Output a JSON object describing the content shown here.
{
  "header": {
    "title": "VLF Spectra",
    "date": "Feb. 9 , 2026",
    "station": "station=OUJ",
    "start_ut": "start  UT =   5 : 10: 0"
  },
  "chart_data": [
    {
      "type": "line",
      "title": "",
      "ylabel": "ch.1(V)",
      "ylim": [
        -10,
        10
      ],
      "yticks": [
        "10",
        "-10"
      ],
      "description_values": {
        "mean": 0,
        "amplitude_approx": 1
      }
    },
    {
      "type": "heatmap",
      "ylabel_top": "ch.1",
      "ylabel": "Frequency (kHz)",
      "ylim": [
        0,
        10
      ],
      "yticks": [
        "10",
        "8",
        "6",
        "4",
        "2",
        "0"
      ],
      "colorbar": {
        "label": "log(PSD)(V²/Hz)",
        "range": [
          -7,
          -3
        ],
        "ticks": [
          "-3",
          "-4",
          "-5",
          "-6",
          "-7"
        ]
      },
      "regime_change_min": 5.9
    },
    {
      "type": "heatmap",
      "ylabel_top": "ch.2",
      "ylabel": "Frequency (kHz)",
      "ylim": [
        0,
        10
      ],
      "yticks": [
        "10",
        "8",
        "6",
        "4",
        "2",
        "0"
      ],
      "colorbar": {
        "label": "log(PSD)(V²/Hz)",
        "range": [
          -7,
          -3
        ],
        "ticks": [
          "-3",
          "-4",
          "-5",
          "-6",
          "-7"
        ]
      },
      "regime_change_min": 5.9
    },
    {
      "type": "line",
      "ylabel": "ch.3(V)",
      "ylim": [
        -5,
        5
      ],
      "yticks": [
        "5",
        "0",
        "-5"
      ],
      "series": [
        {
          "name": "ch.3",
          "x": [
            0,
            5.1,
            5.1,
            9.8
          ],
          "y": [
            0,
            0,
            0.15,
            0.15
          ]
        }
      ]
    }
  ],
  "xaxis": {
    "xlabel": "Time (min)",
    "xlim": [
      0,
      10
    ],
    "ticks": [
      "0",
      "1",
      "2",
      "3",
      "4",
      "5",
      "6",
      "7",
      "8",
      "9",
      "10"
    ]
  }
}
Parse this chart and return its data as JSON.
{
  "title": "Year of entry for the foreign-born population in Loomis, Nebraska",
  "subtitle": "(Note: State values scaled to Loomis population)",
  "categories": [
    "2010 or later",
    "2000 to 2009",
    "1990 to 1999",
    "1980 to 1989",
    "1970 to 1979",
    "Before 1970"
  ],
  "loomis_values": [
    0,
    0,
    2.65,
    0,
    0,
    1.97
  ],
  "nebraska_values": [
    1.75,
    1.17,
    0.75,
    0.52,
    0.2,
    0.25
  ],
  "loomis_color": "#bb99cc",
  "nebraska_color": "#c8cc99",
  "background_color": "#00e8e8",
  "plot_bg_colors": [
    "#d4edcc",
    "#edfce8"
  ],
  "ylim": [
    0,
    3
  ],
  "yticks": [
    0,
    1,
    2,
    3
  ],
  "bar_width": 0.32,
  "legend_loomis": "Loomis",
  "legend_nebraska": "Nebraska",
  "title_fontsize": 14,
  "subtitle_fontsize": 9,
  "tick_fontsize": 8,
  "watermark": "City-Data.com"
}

-=-=-

STATED EXERCISE —
Gather each line of the records holding the string "population".

ANSWER IN FULL —
  "title": "Year of entry for the foreign-born population in Loomis, Nebraska",
  "subtitle": "(Note: State values scaled to Loomis population)",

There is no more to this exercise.